**What you have to do:** Review the material and extract every line in which the word "оттока" occurs.

**Given records:**
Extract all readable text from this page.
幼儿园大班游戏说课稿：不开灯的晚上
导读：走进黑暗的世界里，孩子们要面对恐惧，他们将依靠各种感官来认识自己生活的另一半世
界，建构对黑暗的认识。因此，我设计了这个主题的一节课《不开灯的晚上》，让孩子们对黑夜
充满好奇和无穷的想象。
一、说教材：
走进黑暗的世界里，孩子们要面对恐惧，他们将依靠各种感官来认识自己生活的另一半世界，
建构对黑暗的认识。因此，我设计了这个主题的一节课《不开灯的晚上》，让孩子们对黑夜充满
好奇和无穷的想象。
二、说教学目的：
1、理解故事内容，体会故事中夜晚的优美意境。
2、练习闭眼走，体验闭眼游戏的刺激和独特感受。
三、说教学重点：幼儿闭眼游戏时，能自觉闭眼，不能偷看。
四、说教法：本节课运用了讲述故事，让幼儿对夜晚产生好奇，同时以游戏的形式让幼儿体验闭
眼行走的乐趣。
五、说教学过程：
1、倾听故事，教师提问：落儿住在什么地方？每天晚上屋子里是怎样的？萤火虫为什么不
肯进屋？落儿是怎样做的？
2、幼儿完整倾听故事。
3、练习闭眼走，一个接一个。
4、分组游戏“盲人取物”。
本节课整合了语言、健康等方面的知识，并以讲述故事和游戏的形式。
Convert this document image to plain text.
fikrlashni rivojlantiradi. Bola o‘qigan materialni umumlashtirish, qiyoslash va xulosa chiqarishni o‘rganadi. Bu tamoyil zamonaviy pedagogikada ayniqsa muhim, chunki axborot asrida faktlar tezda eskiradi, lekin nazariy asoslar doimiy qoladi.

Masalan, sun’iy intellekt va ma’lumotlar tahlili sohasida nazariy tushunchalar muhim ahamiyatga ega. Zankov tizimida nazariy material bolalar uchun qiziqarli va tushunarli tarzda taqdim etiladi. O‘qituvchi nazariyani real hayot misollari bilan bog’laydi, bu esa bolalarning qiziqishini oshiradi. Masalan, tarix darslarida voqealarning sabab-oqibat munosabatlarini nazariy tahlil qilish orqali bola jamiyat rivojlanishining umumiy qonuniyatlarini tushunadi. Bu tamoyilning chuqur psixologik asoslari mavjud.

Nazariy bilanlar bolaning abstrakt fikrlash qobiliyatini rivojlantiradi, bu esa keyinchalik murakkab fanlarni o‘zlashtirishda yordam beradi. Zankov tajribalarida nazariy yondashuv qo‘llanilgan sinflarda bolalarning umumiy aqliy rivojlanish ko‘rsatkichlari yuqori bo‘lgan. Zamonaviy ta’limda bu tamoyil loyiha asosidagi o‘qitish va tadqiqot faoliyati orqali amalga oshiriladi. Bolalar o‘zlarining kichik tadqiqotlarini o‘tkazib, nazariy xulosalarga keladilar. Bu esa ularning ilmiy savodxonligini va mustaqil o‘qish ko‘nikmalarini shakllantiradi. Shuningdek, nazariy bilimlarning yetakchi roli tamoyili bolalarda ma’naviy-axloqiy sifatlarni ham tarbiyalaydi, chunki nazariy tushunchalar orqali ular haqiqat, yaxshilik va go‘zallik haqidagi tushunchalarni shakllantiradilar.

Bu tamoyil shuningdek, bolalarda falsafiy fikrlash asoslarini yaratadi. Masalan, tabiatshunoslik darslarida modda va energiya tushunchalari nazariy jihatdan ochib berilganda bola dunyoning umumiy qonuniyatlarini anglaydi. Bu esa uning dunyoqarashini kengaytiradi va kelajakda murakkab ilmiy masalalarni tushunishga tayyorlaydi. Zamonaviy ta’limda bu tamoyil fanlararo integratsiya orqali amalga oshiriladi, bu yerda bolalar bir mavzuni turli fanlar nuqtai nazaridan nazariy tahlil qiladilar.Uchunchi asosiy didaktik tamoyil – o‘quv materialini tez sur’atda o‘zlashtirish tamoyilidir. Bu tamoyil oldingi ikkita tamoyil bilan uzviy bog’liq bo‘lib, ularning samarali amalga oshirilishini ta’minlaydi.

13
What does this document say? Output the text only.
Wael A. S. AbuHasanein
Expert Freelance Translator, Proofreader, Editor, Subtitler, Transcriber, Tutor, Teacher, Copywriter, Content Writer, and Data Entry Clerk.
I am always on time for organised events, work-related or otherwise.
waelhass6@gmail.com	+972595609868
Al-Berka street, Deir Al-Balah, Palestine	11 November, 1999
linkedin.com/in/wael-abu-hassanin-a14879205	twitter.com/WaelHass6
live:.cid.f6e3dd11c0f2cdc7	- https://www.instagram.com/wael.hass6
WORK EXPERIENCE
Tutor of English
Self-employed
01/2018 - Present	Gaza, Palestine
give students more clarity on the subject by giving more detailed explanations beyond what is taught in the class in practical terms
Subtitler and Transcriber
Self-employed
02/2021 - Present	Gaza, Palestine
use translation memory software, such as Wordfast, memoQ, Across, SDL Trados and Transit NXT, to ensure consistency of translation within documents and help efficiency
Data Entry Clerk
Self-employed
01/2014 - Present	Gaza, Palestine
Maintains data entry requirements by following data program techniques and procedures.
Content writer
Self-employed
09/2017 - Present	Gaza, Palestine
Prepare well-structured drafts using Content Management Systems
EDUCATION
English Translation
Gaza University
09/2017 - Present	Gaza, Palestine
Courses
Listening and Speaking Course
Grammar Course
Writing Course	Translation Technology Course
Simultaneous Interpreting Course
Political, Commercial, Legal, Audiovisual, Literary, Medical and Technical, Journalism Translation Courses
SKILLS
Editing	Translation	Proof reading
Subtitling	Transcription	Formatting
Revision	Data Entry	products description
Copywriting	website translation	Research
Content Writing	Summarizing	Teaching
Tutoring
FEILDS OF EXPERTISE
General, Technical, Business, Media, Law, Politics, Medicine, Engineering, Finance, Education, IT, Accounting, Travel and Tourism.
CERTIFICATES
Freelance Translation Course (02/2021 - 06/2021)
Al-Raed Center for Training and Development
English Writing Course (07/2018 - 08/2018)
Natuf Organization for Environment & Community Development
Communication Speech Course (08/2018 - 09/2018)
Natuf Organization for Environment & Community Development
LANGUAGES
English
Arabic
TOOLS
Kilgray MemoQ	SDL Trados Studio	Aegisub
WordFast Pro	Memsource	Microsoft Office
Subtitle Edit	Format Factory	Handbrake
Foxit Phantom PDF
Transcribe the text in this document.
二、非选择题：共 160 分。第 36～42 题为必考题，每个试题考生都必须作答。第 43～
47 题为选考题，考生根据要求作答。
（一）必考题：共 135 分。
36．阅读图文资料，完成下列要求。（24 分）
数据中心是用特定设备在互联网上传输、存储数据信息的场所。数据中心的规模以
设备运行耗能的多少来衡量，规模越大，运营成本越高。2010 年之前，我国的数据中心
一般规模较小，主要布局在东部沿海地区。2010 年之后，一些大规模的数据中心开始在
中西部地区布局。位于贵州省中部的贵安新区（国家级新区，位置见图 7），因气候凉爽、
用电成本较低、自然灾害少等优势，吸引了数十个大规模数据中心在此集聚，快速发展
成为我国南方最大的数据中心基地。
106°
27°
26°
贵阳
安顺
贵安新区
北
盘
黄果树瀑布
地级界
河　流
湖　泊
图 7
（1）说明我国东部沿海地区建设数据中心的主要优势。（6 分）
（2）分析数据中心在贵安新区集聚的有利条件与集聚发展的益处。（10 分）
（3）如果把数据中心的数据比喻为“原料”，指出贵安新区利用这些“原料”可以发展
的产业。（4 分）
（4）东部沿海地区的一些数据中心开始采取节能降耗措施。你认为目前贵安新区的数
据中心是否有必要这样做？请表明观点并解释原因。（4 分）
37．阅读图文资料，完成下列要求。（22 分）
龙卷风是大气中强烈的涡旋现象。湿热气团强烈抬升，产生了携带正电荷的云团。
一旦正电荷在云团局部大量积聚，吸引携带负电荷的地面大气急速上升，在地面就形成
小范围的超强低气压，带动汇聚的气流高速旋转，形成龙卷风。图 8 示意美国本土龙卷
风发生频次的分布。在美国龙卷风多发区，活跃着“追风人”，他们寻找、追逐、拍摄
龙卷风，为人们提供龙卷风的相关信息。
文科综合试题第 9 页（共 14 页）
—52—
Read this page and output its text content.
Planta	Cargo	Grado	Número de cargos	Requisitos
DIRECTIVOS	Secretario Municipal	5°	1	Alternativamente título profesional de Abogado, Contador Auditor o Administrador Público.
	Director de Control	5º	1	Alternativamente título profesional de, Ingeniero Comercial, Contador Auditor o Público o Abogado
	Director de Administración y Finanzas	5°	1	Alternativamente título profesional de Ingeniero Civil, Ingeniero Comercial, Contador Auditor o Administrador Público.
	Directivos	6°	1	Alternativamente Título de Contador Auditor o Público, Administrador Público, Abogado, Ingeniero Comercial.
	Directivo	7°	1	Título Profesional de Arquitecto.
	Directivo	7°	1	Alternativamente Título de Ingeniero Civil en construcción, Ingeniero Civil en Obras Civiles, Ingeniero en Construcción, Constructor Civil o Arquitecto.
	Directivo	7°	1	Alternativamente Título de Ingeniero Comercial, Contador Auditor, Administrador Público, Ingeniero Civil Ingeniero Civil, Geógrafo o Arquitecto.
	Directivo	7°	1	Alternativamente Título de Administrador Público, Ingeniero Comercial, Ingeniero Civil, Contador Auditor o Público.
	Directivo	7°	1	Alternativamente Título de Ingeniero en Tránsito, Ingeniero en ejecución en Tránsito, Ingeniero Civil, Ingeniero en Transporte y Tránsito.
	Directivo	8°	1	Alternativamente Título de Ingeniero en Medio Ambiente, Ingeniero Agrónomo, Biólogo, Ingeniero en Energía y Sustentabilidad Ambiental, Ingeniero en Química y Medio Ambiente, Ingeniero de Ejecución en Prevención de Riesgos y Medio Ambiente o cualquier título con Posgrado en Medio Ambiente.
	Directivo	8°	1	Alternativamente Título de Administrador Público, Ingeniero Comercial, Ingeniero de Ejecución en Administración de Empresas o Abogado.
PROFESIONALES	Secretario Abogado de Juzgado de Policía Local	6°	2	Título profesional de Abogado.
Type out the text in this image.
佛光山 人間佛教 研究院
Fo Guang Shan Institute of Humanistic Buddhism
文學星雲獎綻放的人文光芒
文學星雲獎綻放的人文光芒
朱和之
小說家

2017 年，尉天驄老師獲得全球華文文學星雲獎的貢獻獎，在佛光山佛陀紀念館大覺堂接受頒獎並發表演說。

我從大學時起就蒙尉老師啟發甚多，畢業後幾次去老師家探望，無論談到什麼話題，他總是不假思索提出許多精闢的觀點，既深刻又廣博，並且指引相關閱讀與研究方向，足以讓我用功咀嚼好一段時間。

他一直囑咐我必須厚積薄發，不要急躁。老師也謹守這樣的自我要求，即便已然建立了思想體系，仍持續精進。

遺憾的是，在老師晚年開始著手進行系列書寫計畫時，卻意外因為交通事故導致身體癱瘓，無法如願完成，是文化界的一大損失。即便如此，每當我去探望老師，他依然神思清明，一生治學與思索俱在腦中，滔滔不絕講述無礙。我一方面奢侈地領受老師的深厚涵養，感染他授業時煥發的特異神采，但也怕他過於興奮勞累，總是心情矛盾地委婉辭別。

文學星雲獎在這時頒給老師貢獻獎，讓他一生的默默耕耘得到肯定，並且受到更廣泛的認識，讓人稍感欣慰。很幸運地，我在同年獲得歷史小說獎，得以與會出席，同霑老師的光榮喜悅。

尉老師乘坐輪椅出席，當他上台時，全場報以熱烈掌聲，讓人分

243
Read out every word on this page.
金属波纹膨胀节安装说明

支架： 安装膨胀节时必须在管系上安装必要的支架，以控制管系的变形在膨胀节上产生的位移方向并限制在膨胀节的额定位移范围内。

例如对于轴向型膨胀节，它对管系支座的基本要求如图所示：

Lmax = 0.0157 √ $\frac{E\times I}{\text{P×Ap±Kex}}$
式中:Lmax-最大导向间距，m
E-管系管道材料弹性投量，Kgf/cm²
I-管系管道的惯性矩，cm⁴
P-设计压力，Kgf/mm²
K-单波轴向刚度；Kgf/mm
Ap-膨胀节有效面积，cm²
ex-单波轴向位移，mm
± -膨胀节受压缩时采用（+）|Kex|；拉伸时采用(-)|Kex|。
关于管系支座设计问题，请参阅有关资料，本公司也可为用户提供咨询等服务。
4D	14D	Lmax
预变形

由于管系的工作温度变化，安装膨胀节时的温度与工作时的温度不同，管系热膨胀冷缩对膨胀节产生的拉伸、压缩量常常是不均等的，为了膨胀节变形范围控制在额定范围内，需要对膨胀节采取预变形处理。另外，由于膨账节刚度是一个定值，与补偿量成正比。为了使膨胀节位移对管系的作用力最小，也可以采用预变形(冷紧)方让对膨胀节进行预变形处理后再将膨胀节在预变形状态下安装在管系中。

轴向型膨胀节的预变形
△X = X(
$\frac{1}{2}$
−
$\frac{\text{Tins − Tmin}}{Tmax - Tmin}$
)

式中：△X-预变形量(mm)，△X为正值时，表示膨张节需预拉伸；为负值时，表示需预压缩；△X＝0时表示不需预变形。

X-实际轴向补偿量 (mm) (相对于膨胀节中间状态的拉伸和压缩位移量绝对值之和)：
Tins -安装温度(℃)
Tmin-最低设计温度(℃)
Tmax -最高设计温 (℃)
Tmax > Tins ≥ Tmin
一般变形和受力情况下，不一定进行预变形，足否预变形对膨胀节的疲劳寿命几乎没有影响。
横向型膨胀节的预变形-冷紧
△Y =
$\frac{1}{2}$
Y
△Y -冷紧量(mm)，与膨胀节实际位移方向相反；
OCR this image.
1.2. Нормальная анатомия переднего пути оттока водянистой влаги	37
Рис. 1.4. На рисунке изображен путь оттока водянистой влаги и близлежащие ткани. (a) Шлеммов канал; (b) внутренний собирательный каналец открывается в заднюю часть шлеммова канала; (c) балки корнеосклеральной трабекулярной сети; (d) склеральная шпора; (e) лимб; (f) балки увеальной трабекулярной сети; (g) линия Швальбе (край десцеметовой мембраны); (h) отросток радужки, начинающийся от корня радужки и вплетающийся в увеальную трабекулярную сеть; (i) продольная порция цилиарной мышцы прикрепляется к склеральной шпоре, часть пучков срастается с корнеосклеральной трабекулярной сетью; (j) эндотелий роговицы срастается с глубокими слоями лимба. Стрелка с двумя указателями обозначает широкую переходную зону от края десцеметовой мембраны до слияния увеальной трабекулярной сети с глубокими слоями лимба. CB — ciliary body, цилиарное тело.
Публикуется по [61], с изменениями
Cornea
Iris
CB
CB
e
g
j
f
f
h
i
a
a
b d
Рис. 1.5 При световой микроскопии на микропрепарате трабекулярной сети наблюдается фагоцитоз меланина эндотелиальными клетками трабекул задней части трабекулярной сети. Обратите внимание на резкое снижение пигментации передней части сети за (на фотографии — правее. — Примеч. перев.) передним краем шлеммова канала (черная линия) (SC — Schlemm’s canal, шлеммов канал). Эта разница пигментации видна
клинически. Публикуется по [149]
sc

**Finished task:**
1.2. Нормальная анатомия переднего пути оттока водянистой влаги	37
Рис. 1.4. На рисунке изображен путь оттока водянистой влаги и близлежащие ткани. (a) Шлеммов канал; (b) внутренний собирательный каналец открывается в заднюю часть шлеммова канала; (c) балки корнеосклеральной трабекулярной сети; (d) склеральная шпора; (e) лимб; (f) балки увеальной трабекулярной сети; (g) линия Швальбе (край десцеметовой мембраны); (h) отросток радужки, начинающийся от корня радужки и вплетающийся в увеальную трабекулярную сеть; (i) продольная порция цилиарной мышцы прикрепляется к склеральной шпоре, часть пучков срастается с корнеосклеральной трабекулярной сетью; (j) эндотелий роговицы срастается с глубокими слоями лимба. Стрелка с двумя указателями обозначает широкую переходную зону от края десцеметовой мембраны до слияния увеальной трабекулярной сети с глубокими слоями лимба. CB — ciliary body, цилиарное тело.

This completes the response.